RECORDS FOR THE EXERCISE:

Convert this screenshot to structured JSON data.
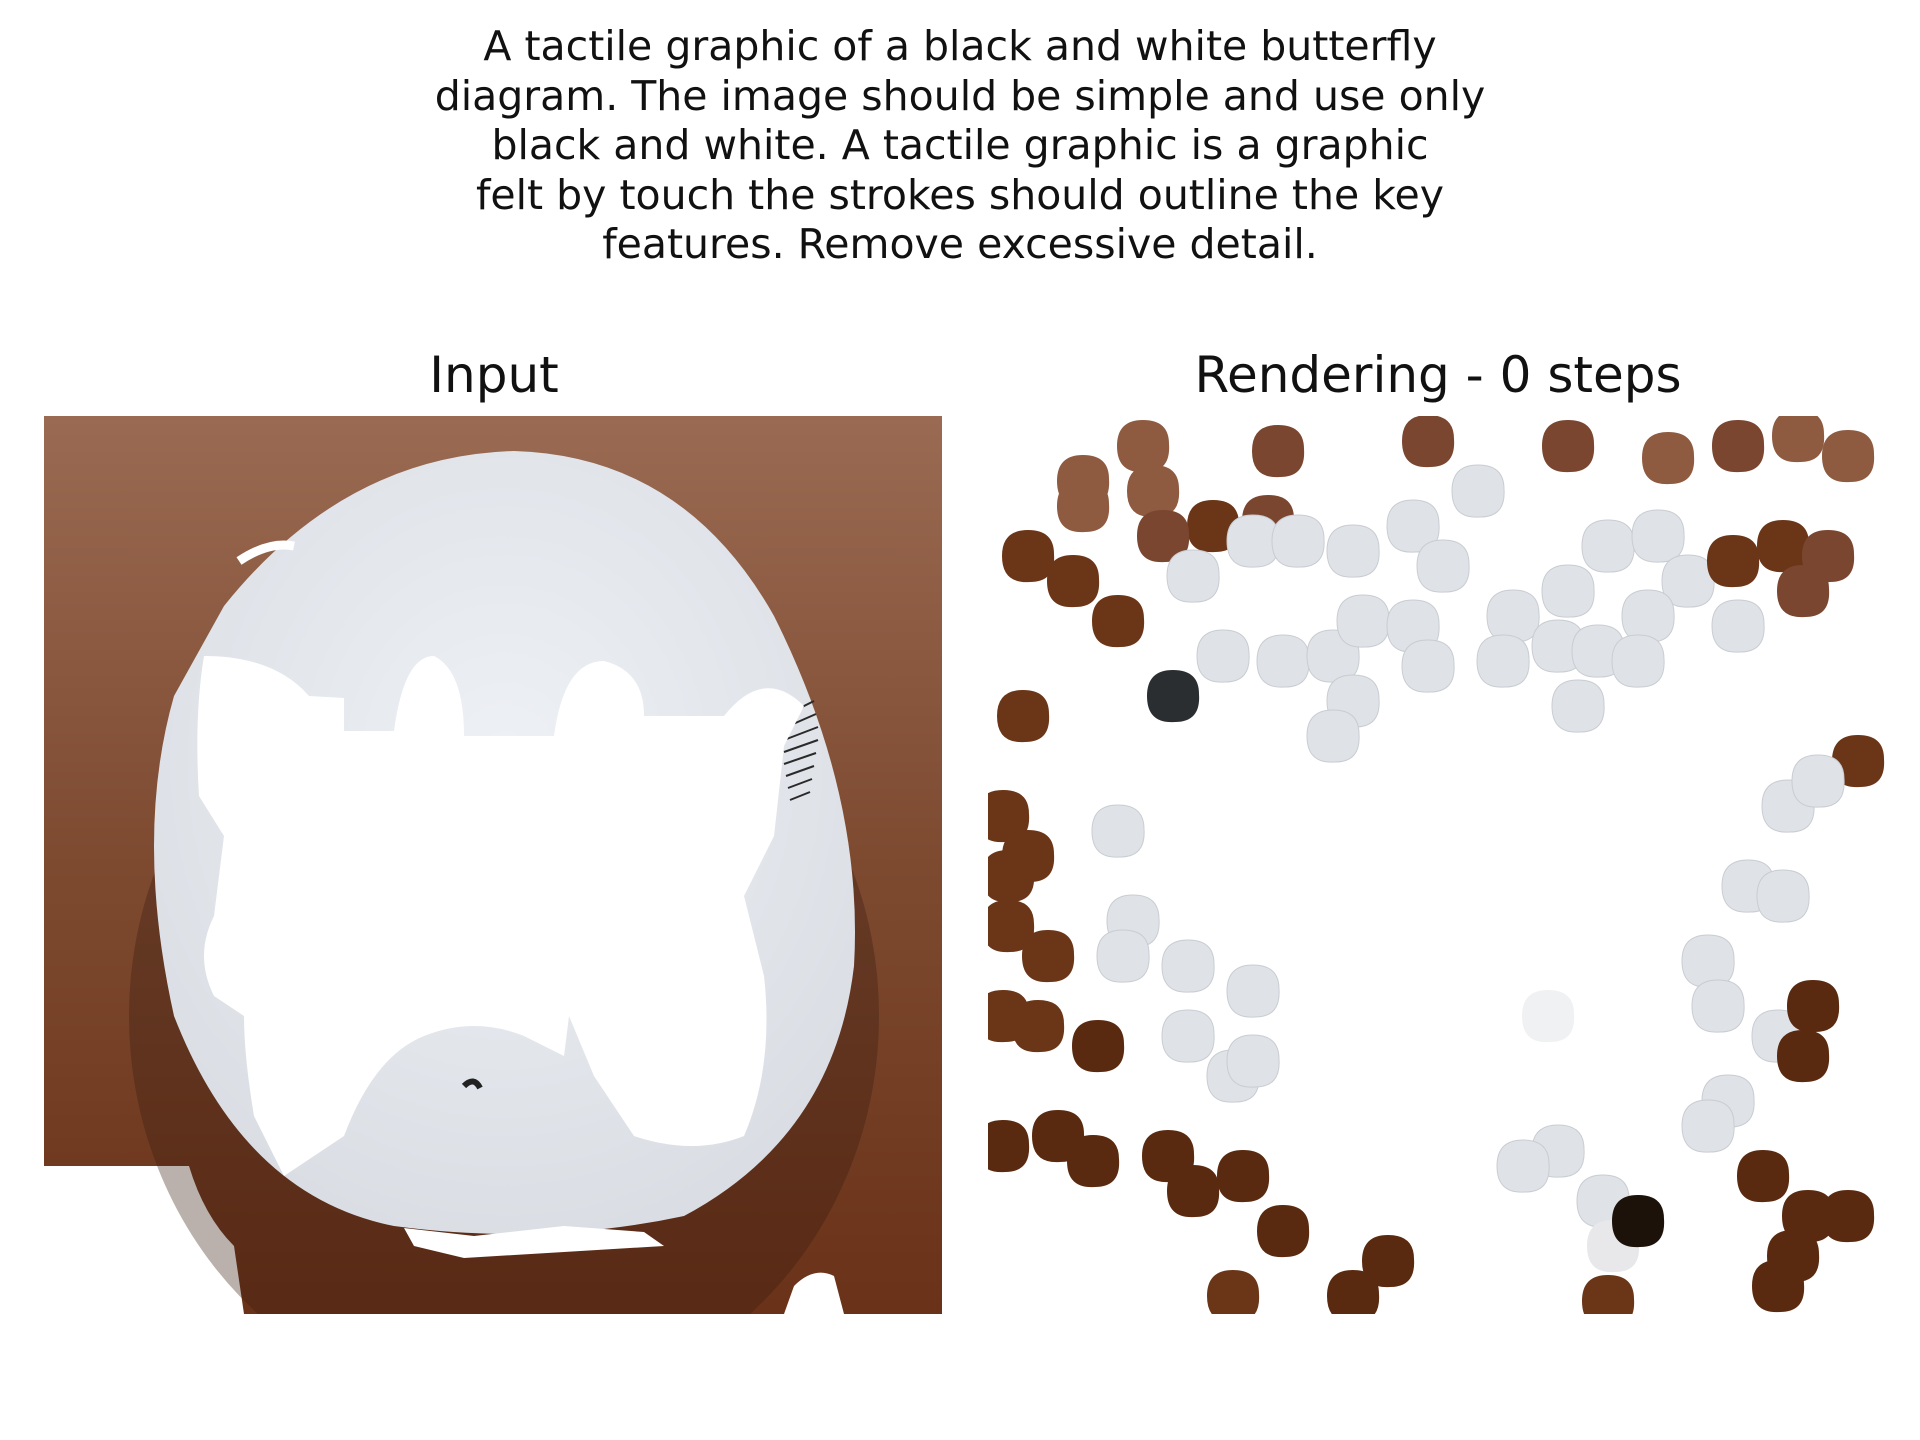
{
  "caption_lines": [
    "A tactile graphic of a black and white butterfly",
    "diagram. The image should be simple and use only",
    "black and white. A tactile graphic is a graphic",
    "felt by touch the strokes should outline the key",
    "features. Remove excessive detail."
  ],
  "panels": {
    "input": {
      "title": "Input"
    },
    "rendering": {
      "title": "Rendering - 0 steps"
    }
  },
  "colors": {
    "background_brown": "#8a553a",
    "paper": "#e1e6ec",
    "stroke_dark": "#2a2a2a",
    "dot_brown_light": "#8c5a3e",
    "dot_brown_dark": "#5a2a12",
    "dot_gray": "#dde1e6",
    "dot_black": "#1e1e1e"
  }
}
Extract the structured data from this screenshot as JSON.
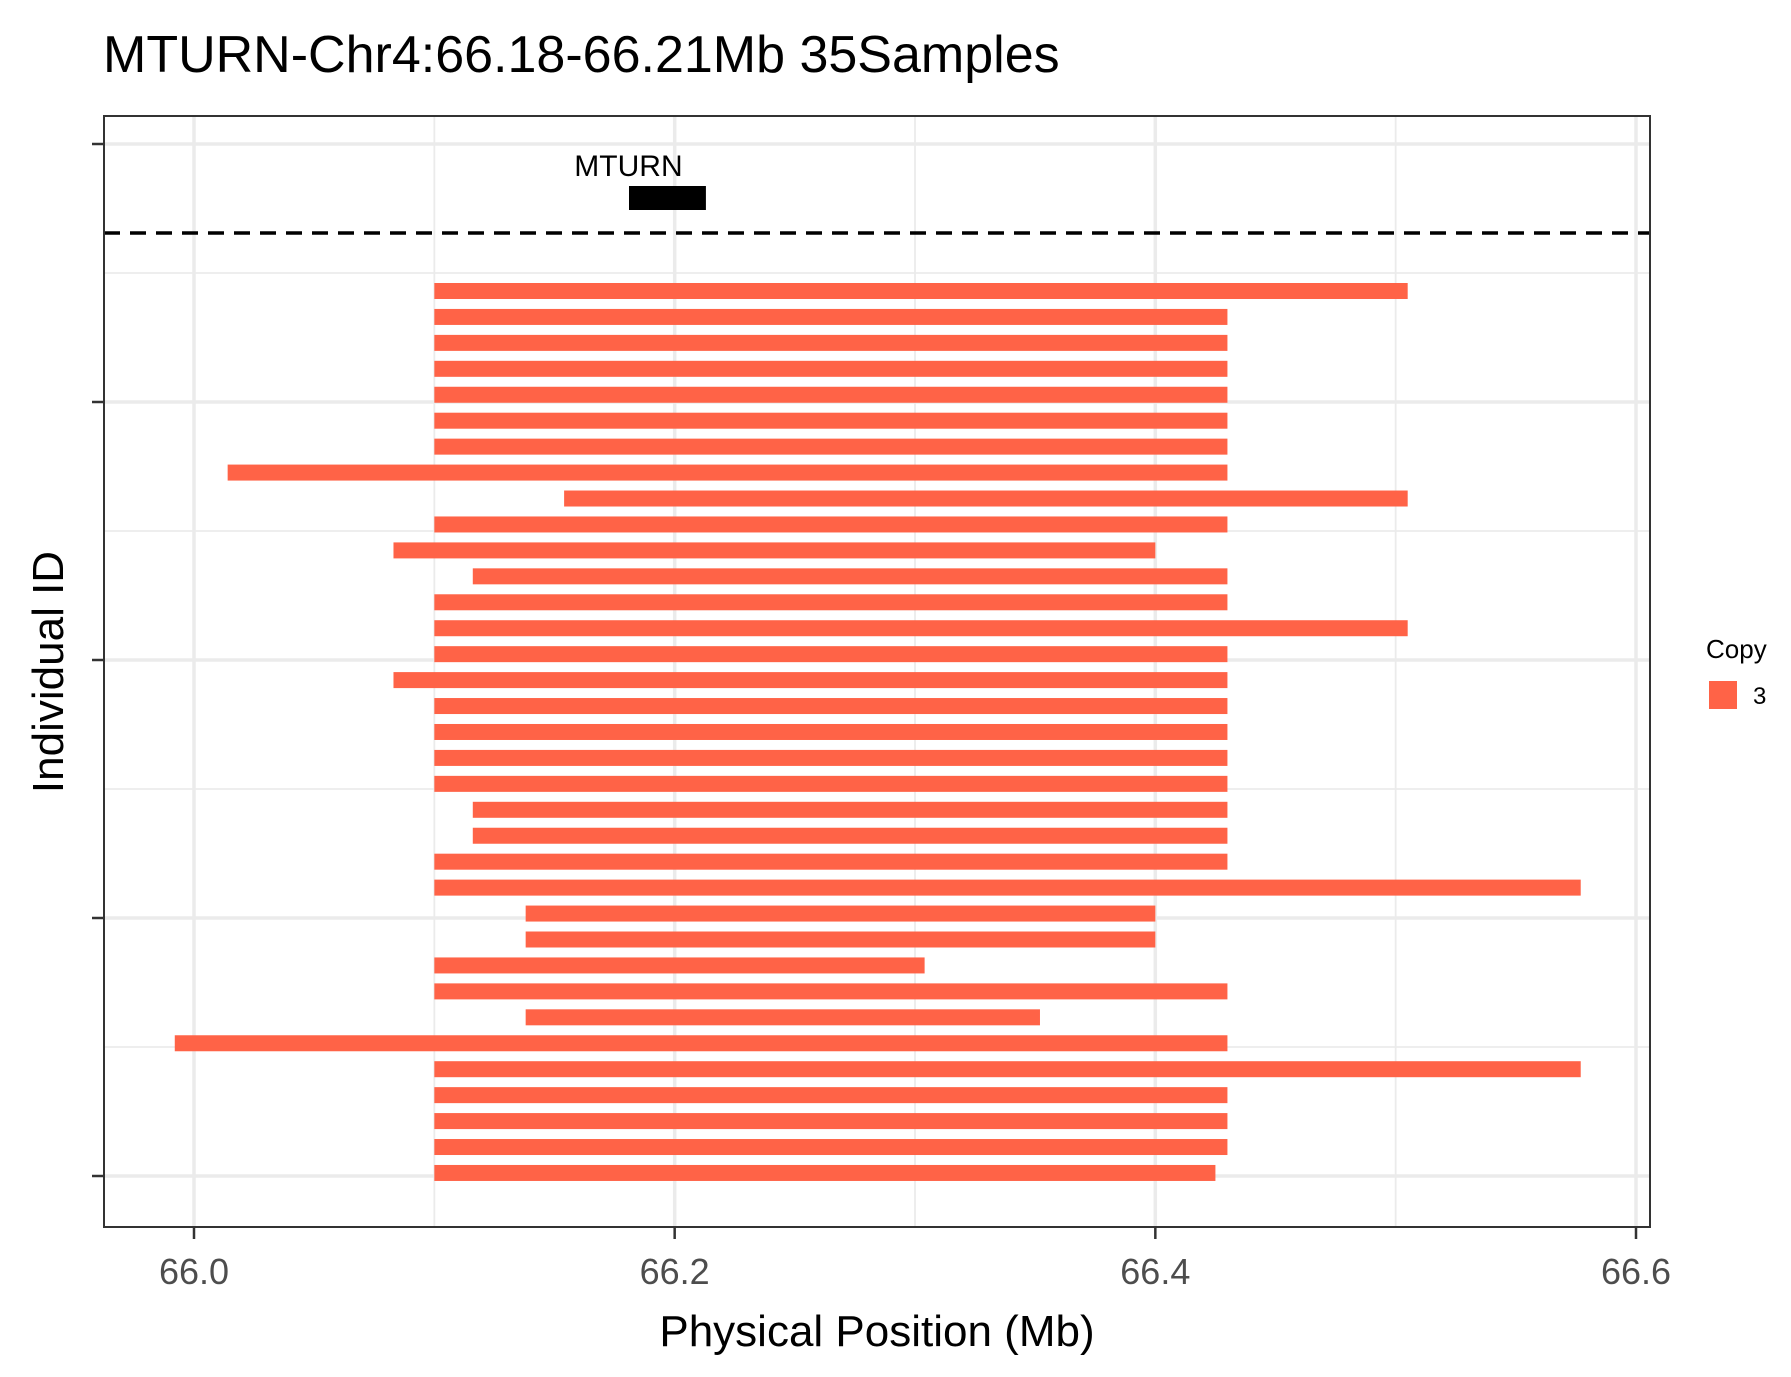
{
  "chart_data": {
    "type": "bar",
    "subtype": "horizontal-segments",
    "title": "MTURN-Chr4:66.18-66.21Mb 35Samples",
    "xlabel": "Physical Position (Mb)",
    "ylabel": "Individual ID",
    "xlim": [
      65.963,
      66.601
    ],
    "x_ticks": [
      "66.0",
      "66.2",
      "66.4",
      "66.6"
    ],
    "x_tick_values": [
      66.0,
      66.2,
      66.4,
      66.6
    ],
    "grid": true,
    "gene": {
      "name": "MTURN",
      "start": 66.181,
      "end": 66.213,
      "color": "#000000"
    },
    "legend": {
      "title": "Copy",
      "entries": [
        {
          "label": "3",
          "color": "#FF6347"
        }
      ],
      "position": "right"
    },
    "segment_color": "#FF6347",
    "series": [
      {
        "start": 66.1,
        "end": 66.505
      },
      {
        "start": 66.1,
        "end": 66.43
      },
      {
        "start": 66.1,
        "end": 66.43
      },
      {
        "start": 66.1,
        "end": 66.43
      },
      {
        "start": 66.1,
        "end": 66.43
      },
      {
        "start": 66.1,
        "end": 66.43
      },
      {
        "start": 66.1,
        "end": 66.43
      },
      {
        "start": 66.014,
        "end": 66.43
      },
      {
        "start": 66.154,
        "end": 66.505
      },
      {
        "start": 66.1,
        "end": 66.43
      },
      {
        "start": 66.083,
        "end": 66.4
      },
      {
        "start": 66.116,
        "end": 66.43
      },
      {
        "start": 66.1,
        "end": 66.43
      },
      {
        "start": 66.1,
        "end": 66.505
      },
      {
        "start": 66.1,
        "end": 66.43
      },
      {
        "start": 66.083,
        "end": 66.43
      },
      {
        "start": 66.1,
        "end": 66.43
      },
      {
        "start": 66.1,
        "end": 66.43
      },
      {
        "start": 66.1,
        "end": 66.43
      },
      {
        "start": 66.1,
        "end": 66.43
      },
      {
        "start": 66.116,
        "end": 66.43
      },
      {
        "start": 66.116,
        "end": 66.43
      },
      {
        "start": 66.1,
        "end": 66.43
      },
      {
        "start": 66.1,
        "end": 66.577
      },
      {
        "start": 66.138,
        "end": 66.4
      },
      {
        "start": 66.138,
        "end": 66.4
      },
      {
        "start": 66.1,
        "end": 66.304
      },
      {
        "start": 66.1,
        "end": 66.43
      },
      {
        "start": 66.138,
        "end": 66.352
      },
      {
        "start": 65.992,
        "end": 66.43
      },
      {
        "start": 66.1,
        "end": 66.577
      },
      {
        "start": 66.1,
        "end": 66.43
      },
      {
        "start": 66.1,
        "end": 66.43
      },
      {
        "start": 66.1,
        "end": 66.43
      },
      {
        "start": 66.1,
        "end": 66.425
      }
    ]
  }
}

EXERCISE INSTRUCTIONS:
Gather every line from the listing above in which the word "MTURN" appears.

SOLVED PROBLEM:
    "title": "MTURN-Chr4:66.18-66.21Mb 35Samples",
      "name": "MTURN",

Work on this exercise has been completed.